[Material provided]
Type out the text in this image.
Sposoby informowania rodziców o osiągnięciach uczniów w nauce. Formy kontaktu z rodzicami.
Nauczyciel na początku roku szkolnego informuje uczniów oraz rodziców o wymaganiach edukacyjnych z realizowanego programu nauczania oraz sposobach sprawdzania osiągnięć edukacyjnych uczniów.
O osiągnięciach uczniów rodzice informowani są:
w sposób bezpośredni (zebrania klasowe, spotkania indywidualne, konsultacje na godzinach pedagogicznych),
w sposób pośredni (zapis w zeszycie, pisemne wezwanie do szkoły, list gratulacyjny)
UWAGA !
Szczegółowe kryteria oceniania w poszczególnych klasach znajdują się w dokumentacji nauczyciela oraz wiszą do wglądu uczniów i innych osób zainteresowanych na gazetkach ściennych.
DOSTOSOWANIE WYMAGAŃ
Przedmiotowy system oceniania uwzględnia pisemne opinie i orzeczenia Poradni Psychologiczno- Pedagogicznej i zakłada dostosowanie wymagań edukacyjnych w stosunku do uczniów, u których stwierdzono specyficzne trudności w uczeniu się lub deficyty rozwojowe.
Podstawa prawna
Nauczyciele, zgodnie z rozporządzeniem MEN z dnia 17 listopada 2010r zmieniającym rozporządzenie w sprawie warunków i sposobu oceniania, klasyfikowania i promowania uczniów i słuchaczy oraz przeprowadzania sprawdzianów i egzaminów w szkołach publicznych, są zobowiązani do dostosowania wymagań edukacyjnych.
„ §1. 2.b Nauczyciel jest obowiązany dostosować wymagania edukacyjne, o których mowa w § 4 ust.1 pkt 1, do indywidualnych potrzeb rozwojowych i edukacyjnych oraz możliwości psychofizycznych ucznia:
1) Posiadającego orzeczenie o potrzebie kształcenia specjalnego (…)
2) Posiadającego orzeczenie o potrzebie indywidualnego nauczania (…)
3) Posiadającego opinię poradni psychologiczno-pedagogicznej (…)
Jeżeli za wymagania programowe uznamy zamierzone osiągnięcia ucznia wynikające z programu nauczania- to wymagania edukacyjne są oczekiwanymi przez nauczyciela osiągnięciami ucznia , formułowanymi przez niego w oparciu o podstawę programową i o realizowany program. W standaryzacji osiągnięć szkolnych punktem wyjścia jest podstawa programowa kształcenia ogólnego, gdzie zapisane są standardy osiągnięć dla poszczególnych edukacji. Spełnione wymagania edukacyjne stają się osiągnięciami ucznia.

[What the exercise asks] Of the lines above, how many include the word "rodziców"? Reply with the number only.

[Worked solution] 2